## Instructions to follow
Scan the entries below. List each line with "view".

Items listed in a dataset
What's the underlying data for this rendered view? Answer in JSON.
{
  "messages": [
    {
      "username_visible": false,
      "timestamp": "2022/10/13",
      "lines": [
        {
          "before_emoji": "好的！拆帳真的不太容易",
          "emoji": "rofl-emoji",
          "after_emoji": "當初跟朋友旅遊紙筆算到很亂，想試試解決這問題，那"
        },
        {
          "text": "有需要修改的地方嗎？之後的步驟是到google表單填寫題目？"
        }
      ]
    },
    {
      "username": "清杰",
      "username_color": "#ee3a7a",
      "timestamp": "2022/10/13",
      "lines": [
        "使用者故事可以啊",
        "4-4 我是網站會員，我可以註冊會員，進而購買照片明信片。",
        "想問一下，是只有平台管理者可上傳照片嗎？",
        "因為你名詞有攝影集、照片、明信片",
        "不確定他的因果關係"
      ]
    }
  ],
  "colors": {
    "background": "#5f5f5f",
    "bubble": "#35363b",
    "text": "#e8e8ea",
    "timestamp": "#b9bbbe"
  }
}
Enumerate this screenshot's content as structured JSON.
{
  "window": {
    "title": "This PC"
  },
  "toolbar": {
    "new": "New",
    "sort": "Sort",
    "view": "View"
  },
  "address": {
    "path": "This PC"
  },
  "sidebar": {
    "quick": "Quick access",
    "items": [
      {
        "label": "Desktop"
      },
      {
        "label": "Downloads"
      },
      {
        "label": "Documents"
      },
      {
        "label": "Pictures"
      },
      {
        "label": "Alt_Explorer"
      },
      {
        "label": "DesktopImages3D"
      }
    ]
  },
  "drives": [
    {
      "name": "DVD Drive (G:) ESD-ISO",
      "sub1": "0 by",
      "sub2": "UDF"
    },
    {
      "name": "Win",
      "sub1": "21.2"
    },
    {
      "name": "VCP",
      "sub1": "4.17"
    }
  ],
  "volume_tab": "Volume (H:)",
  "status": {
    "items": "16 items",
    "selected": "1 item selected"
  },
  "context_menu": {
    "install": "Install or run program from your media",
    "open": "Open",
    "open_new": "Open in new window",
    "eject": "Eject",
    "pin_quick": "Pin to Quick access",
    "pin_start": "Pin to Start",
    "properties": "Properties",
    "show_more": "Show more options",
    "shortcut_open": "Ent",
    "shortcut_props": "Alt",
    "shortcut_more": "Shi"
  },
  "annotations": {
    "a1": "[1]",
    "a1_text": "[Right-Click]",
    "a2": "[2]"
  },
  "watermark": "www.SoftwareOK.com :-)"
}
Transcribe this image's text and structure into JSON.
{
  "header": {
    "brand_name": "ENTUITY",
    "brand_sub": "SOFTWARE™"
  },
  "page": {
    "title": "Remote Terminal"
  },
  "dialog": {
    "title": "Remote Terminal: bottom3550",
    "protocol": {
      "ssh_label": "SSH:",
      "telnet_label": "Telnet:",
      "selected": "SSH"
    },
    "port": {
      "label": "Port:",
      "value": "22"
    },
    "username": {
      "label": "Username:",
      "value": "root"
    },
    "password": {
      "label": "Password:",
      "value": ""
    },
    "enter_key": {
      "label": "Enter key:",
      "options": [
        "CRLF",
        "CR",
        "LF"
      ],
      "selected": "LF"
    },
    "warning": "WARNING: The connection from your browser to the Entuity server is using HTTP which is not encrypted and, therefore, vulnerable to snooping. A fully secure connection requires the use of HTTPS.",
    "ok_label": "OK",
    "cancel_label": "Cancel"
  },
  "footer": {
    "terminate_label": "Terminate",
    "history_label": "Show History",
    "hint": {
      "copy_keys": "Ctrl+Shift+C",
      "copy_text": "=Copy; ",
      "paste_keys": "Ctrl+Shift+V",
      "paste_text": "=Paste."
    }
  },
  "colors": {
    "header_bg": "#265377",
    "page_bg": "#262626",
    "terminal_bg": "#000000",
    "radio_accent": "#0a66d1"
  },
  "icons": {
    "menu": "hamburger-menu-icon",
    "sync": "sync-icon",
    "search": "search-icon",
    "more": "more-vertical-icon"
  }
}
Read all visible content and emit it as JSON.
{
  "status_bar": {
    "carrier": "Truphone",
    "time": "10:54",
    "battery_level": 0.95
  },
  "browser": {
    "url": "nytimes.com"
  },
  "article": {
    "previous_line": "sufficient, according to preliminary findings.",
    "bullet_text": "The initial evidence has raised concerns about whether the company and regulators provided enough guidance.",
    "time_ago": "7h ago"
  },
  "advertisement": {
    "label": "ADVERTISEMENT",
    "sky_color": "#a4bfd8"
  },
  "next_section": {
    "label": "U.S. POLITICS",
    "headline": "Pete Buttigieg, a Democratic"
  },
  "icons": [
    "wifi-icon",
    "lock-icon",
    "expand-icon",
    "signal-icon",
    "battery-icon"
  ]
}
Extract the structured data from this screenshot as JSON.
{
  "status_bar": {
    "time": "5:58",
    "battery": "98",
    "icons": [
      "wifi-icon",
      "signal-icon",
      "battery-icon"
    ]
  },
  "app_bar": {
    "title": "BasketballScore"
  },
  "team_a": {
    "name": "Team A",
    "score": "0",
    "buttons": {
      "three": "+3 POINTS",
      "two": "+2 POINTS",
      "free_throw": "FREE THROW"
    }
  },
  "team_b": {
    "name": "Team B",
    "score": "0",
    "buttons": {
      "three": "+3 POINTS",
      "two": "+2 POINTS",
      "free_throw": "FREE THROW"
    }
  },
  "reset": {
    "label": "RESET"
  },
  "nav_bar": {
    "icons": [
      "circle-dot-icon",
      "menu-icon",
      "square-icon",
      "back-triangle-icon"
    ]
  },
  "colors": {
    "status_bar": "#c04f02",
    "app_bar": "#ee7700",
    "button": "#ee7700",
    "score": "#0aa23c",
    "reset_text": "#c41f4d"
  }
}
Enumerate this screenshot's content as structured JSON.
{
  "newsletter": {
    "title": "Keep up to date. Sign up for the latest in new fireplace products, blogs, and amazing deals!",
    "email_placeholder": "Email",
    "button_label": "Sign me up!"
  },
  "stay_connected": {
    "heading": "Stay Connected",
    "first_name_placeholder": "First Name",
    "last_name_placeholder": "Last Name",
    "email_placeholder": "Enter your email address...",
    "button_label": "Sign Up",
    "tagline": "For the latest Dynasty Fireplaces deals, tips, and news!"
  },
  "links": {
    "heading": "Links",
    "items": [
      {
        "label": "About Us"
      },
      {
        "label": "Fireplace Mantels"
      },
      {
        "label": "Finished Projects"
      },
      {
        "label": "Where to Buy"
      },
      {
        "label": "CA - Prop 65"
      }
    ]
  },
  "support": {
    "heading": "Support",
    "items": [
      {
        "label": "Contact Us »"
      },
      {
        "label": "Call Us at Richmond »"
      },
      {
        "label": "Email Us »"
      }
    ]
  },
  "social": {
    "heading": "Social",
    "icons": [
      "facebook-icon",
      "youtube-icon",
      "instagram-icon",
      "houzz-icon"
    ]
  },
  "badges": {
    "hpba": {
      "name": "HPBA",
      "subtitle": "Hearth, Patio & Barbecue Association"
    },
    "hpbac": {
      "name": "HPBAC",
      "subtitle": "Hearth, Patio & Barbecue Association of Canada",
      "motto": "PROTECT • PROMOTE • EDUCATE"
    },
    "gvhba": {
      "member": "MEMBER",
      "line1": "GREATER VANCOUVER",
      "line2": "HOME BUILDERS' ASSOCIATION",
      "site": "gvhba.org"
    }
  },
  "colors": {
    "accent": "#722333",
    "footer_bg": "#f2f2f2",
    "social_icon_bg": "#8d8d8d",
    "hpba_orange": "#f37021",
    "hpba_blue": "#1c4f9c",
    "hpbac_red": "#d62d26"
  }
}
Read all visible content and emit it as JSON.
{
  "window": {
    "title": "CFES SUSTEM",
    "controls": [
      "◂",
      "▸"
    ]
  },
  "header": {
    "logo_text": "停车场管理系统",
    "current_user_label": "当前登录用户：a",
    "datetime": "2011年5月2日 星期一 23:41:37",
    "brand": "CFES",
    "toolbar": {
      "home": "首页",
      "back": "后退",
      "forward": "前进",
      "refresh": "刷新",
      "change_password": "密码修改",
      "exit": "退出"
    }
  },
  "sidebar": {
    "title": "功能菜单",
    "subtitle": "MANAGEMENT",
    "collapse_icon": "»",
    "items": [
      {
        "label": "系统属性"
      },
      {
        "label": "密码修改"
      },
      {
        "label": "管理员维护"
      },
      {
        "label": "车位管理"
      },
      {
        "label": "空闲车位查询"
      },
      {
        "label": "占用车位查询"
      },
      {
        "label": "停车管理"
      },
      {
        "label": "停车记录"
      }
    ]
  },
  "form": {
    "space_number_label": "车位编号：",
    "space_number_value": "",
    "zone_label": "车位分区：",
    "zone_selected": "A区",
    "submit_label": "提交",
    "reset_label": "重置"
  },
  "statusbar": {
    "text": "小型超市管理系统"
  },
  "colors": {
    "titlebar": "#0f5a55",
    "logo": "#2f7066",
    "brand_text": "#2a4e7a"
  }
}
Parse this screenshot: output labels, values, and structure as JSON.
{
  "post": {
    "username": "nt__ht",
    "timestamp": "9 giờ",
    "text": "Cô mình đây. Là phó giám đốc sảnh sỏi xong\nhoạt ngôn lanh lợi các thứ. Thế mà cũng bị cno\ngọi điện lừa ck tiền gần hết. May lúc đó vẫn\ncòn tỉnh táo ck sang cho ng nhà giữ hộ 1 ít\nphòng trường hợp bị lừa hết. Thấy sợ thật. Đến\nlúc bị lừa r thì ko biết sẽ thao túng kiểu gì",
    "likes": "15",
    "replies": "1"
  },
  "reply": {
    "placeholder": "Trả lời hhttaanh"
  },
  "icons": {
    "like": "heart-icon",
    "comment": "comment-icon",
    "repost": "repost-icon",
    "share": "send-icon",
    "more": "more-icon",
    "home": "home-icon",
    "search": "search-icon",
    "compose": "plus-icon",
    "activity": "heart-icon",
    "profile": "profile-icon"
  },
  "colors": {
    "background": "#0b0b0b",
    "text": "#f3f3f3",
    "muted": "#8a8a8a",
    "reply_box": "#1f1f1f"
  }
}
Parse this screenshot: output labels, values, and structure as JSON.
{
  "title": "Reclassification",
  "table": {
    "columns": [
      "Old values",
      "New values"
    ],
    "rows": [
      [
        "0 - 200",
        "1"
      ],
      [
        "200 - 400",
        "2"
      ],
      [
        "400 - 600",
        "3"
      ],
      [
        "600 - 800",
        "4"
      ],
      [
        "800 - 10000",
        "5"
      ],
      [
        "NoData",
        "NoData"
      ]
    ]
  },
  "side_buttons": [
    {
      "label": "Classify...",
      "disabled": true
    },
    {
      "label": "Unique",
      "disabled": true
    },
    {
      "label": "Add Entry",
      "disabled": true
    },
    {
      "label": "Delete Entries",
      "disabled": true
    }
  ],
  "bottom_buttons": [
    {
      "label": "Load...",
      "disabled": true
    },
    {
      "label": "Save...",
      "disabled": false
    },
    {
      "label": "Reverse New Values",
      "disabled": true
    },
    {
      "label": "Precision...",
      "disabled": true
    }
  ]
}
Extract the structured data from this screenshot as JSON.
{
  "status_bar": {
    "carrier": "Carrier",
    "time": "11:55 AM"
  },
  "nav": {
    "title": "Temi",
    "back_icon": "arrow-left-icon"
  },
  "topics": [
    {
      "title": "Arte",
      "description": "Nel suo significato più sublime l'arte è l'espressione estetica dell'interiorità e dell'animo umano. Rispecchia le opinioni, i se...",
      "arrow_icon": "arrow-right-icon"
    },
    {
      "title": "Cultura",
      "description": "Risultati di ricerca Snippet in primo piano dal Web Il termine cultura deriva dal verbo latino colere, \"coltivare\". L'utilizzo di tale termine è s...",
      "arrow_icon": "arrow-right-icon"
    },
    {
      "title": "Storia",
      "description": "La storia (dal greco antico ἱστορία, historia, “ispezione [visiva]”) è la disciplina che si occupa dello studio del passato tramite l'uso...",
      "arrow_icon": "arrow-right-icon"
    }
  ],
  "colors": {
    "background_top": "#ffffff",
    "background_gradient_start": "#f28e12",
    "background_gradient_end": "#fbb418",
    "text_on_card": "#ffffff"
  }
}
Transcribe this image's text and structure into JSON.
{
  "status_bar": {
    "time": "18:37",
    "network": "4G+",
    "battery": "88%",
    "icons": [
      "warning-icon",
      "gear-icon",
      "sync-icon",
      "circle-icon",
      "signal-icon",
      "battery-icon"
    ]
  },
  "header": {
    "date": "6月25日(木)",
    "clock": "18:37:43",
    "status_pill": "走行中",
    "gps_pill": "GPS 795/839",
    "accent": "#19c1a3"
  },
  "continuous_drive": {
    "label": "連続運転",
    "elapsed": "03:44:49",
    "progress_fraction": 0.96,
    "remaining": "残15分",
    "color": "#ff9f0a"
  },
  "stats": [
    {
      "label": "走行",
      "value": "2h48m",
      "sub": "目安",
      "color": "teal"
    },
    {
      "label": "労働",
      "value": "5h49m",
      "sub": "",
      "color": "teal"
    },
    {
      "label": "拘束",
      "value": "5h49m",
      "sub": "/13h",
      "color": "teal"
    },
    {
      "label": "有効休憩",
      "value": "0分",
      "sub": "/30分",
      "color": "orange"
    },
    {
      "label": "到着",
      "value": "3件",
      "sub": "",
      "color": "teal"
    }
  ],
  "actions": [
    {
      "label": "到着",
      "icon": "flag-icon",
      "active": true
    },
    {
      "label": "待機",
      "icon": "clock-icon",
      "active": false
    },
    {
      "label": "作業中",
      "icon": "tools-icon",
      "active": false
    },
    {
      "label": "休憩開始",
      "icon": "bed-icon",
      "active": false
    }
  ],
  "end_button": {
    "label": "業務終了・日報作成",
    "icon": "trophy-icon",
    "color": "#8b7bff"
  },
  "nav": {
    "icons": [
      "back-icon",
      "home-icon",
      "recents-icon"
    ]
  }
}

## Exercise answer
What's the underlying data for this rendered view? Answer in JSON.
    "view": "View"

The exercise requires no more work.